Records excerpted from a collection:
● ● ● ● ●

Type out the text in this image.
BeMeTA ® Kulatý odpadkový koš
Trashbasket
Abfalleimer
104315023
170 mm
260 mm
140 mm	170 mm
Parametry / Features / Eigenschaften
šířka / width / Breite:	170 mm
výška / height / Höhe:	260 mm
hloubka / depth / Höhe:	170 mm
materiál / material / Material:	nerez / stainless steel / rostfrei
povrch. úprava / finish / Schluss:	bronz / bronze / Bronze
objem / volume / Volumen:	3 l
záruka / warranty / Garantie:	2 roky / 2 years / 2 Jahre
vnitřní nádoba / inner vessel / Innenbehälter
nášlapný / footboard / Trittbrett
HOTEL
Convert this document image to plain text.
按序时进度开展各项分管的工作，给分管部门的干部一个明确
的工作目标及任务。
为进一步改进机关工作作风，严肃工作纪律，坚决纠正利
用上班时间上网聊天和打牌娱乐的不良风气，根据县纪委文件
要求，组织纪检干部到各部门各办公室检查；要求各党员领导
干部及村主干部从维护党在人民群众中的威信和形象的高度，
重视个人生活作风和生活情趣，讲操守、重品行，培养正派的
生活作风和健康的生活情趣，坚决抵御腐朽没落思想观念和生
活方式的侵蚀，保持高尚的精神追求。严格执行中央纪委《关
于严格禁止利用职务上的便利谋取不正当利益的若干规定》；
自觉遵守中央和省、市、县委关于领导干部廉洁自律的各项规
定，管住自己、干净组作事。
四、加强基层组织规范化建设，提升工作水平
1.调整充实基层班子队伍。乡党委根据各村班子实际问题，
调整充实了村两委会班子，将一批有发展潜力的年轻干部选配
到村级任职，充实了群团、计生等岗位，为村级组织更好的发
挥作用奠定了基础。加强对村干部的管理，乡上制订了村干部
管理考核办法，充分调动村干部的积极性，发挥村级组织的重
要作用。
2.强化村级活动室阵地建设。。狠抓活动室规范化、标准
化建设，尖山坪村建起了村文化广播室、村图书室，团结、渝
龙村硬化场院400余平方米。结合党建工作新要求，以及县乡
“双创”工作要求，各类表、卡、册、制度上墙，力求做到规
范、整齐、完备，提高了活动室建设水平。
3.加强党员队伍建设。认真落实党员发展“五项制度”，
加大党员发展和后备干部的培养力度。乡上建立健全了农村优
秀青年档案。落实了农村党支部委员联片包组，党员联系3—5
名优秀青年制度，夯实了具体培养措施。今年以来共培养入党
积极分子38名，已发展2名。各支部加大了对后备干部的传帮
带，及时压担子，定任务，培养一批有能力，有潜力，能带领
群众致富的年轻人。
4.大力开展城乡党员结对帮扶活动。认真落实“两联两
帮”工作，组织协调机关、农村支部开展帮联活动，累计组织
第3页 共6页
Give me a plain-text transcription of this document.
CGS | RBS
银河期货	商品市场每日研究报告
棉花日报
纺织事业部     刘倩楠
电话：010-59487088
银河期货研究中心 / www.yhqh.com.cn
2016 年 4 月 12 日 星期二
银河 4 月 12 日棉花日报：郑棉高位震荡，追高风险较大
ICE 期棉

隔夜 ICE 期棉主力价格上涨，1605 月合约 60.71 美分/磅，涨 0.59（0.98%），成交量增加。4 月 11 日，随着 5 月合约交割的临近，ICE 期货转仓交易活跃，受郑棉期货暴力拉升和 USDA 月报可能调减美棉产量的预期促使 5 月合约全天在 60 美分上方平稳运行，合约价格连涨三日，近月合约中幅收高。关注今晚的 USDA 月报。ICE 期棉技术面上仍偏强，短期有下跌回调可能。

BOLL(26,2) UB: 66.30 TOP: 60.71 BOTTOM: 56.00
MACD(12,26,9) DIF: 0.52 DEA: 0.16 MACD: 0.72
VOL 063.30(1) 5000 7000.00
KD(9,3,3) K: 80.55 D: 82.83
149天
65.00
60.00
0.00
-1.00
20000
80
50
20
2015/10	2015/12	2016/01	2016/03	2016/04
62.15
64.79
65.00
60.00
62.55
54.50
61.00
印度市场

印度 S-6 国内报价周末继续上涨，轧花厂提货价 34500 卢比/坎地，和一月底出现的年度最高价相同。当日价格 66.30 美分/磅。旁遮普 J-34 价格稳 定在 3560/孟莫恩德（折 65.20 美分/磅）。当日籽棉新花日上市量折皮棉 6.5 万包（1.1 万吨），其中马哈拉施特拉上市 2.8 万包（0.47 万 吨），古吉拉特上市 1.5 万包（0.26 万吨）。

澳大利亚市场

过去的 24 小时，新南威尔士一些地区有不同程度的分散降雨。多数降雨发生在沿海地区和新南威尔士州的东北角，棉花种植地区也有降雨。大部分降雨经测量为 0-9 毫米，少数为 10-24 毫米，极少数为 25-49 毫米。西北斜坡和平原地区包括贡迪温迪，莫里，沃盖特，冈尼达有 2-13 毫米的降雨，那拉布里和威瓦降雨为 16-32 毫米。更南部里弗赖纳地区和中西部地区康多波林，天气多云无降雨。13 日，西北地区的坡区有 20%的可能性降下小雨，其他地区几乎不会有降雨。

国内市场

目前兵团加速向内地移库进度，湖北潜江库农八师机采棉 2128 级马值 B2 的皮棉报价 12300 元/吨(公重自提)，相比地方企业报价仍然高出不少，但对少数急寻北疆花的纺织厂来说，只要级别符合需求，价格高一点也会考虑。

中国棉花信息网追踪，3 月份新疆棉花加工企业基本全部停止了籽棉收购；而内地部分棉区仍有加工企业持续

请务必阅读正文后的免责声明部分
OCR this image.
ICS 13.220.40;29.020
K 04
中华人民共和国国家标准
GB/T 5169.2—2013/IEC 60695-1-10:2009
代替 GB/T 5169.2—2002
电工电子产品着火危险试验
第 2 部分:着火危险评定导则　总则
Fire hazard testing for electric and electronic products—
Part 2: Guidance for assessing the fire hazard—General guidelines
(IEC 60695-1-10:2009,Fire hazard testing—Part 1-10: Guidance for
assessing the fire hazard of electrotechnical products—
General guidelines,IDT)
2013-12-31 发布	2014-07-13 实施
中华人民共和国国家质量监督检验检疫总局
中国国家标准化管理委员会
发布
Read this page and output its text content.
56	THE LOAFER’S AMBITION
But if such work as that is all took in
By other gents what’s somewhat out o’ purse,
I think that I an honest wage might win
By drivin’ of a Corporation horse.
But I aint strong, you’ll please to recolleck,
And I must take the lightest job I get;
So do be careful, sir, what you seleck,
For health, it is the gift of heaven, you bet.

● ● ● ● ●

From the records given above, copy all lines containing "products".

EXERCISE SOLUTION:
Fire hazard testing for electric and electronic products—
assessing the fire hazard of electrotechnical products—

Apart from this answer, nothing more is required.